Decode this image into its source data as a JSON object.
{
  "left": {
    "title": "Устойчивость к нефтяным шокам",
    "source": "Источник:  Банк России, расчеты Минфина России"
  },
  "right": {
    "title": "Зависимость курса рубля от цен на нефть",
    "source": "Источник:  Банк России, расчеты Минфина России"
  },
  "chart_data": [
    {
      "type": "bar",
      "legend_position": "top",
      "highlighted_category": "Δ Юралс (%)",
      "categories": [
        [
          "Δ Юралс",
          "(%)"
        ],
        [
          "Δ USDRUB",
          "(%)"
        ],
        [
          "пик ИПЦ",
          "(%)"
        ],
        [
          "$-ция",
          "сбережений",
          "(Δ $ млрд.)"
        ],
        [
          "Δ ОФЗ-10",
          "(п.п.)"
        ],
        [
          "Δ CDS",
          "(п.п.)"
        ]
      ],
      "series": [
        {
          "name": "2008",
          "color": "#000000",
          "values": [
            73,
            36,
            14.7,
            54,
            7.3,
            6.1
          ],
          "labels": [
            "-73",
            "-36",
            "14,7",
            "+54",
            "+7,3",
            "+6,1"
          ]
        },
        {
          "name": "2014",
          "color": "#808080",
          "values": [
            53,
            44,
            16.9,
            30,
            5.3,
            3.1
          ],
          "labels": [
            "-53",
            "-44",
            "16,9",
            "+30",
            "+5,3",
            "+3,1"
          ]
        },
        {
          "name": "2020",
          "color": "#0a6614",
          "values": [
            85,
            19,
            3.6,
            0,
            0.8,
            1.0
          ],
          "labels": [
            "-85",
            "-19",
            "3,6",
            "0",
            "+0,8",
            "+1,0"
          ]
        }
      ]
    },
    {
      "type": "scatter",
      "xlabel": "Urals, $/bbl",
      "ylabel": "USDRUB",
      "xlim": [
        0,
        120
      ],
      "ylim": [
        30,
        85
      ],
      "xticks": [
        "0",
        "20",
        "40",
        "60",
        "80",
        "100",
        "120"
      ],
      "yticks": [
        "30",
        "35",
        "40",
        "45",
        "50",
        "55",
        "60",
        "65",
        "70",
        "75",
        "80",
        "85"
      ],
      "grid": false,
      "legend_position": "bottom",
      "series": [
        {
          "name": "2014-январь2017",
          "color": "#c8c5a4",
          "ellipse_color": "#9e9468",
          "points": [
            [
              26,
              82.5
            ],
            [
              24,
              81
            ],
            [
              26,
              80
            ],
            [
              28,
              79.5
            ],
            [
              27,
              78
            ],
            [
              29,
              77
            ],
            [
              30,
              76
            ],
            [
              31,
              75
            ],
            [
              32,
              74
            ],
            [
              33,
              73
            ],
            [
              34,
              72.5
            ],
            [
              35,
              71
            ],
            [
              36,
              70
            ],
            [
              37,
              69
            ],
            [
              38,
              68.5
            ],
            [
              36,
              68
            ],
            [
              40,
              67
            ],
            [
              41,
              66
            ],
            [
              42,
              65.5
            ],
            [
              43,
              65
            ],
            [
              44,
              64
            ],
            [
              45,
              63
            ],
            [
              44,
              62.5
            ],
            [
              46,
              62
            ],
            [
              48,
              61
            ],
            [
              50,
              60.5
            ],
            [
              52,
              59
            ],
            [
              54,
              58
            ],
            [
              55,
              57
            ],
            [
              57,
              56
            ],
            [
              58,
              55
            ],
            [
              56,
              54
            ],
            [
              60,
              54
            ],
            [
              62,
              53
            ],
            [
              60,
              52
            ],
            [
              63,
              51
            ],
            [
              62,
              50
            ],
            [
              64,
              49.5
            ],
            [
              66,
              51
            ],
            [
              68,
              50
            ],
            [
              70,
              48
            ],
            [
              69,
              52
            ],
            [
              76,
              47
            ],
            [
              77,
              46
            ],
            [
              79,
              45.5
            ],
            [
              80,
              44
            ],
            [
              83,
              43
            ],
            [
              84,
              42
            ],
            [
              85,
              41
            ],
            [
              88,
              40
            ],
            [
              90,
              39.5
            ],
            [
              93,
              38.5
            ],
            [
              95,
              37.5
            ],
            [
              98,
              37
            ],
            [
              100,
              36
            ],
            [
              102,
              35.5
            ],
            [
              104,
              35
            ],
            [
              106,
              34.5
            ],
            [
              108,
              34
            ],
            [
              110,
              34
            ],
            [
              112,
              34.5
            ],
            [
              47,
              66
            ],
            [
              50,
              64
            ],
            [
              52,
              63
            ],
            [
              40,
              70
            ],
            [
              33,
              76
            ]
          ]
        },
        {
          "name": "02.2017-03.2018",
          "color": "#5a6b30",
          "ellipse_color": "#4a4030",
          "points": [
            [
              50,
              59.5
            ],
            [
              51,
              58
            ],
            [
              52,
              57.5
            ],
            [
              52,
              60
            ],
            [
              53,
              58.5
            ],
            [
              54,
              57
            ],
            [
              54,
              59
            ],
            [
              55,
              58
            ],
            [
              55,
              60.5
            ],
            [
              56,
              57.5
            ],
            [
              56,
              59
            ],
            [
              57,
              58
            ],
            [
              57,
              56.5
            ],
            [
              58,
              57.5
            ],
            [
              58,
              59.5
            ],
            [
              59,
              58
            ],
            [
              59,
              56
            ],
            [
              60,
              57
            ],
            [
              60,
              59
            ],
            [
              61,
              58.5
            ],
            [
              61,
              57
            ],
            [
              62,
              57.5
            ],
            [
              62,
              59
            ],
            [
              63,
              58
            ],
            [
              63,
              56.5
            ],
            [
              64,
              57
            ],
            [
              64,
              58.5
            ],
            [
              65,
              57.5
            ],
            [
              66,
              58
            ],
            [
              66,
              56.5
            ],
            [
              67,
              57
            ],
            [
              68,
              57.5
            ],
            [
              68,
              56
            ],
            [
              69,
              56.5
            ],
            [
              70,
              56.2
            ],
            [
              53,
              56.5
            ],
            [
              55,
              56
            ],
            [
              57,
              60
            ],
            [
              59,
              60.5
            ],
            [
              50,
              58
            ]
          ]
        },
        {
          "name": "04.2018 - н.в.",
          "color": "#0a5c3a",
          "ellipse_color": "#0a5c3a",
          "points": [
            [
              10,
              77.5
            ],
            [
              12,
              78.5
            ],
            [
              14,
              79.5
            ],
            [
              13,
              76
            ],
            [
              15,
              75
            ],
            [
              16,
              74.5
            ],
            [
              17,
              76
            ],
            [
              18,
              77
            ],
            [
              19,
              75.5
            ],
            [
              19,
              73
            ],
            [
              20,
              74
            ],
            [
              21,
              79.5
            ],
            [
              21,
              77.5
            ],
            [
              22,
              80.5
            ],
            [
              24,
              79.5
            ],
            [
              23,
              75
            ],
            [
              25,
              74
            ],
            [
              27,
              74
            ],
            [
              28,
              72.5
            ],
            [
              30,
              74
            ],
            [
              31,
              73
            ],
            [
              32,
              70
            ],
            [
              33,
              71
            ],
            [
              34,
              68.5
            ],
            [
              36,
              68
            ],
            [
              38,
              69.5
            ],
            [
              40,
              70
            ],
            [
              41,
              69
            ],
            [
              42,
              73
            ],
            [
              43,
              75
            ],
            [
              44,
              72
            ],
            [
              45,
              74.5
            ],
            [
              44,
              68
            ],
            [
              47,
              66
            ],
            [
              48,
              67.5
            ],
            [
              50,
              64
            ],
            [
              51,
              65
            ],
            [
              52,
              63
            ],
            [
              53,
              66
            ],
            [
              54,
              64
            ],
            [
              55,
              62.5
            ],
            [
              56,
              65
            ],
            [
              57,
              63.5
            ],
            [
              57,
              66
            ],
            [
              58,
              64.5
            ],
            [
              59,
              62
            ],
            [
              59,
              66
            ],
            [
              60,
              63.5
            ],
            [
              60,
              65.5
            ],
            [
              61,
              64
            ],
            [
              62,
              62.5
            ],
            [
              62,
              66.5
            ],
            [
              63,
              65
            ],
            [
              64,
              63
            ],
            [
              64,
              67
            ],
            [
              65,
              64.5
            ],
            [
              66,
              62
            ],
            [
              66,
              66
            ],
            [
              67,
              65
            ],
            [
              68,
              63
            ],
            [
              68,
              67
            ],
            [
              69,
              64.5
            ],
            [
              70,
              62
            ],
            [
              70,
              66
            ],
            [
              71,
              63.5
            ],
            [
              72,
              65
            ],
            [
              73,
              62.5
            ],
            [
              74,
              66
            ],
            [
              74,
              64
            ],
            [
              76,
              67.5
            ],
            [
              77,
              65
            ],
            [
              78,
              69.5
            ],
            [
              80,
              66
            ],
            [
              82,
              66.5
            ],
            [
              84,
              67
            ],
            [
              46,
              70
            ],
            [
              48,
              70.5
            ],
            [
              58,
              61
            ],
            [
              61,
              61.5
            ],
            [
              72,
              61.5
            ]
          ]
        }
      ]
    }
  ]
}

• • • • • • •

- THE REQUEST -
What is the number of lines that hold the string "name"? Give it alone.

- CORRECT RESULT -
6